(Records excerpted from a collection)
□ □ □

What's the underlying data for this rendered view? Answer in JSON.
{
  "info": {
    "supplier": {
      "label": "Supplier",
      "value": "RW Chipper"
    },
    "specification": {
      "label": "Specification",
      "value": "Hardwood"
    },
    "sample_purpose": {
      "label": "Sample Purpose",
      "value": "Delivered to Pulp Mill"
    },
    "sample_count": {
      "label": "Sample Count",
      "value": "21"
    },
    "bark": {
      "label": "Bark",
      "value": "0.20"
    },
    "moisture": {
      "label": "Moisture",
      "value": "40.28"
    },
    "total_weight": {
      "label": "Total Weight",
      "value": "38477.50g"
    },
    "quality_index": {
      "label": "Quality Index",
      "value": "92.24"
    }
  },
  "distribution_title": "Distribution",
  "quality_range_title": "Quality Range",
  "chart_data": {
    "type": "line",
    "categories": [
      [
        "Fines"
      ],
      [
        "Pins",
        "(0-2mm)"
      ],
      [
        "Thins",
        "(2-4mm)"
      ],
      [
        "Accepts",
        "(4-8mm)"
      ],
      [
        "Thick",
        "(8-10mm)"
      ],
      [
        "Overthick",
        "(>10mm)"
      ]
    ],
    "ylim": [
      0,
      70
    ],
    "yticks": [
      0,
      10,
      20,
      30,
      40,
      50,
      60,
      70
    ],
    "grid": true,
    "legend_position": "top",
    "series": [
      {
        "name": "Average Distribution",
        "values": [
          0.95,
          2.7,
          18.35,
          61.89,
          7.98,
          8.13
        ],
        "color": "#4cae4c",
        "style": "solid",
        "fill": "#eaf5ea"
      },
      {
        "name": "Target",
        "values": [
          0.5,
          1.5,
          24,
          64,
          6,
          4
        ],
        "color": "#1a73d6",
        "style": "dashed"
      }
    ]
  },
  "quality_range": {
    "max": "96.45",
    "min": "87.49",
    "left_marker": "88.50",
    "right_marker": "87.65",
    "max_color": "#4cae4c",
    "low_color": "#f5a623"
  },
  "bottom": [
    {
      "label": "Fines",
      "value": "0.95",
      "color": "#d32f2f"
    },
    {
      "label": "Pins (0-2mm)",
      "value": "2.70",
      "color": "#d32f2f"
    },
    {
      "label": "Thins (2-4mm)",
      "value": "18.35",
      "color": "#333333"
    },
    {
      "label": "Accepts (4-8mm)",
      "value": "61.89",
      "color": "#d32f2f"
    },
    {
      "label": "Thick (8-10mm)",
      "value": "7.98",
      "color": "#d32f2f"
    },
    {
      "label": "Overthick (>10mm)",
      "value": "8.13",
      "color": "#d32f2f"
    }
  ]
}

□ □ □

DIRECTIONS FOR THIS TASK:
In full and verbatim, repeat the records given above.

ANSWER:
What's the underlying data for this rendered view? Answer in JSON.
{
  "info": {
    "supplier": {
      "label": "Supplier",
      "value": "RW Chipper"
    },
    "specification": {
      "label": "Specification",
      "value": "Hardwood"
    },
    "sample_purpose": {
      "label": "Sample Purpose",
      "value": "Delivered to Pulp Mill"
    },
    "sample_count": {
      "label": "Sample Count",
      "value": "21"
    },
    "bark": {
      "label": "Bark",
      "value": "0.20"
    },
    "moisture": {
      "label": "Moisture",
      "value": "40.28"
    },
    "total_weight": {
      "label": "Total Weight",
      "value": "38477.50g"
    },
    "quality_index": {
      "label": "Quality Index",
      "value": "92.24"
    }
  },
  "distribution_title": "Distribution",
  "quality_range_title": "Quality Range",
  "chart_data": {
    "type": "line",
    "categories": [
      [
        "Fines"
      ],
      [
        "Pins",
        "(0-2mm)"
      ],
      [
        "Thins",
        "(2-4mm)"
      ],
      [
        "Accepts",
        "(4-8mm)"
      ],
      [
        "Thick",
        "(8-10mm)"
      ],
      [
        "Overthick",
        "(>10mm)"
      ]
    ],
    "ylim": [
      0,
      70
    ],
    "yticks": [
      0,
      10,
      20,
      30,
      40,
      50,
      60,
      70
    ],
    "grid": true,
    "legend_position": "top",
    "series": [
      {
        "name": "Average Distribution",
        "values": [
          0.95,
          2.7,
          18.35,
          61.89,
          7.98,
          8.13
        ],
        "color": "#4cae4c",
        "style": "solid",
        "fill": "#eaf5ea"
      },
      {
        "name": "Target",
        "values": [
          0.5,
          1.5,
          24,
          64,
          6,
          4
        ],
        "color": "#1a73d6",
        "style": "dashed"
      }
    ]
  },
  "quality_range": {
    "max": "96.45",
    "min": "87.49",
    "left_marker": "88.50",
    "right_marker": "87.65",
    "max_color": "#4cae4c",
    "low_color": "#f5a623"
  },
  "bottom": [
    {
      "label": "Fines",
      "value": "0.95",
      "color": "#d32f2f"
    },
    {
      "label": "Pins (0-2mm)",
      "value": "2.70",
      "color": "#d32f2f"
    },
    {
      "label": "Thins (2-4mm)",
      "value": "18.35",
      "color": "#333333"
    },
    {
      "label": "Accepts (4-8mm)",
      "value": "61.89",
      "color": "#d32f2f"
    },
    {
      "label": "Thick (8-10mm)",
      "value": "7.98",
      "color": "#d32f2f"
    },
    {
      "label": "Overthick (>10mm)",
      "value": "8.13",
      "color": "#d32f2f"
    }
  ]
}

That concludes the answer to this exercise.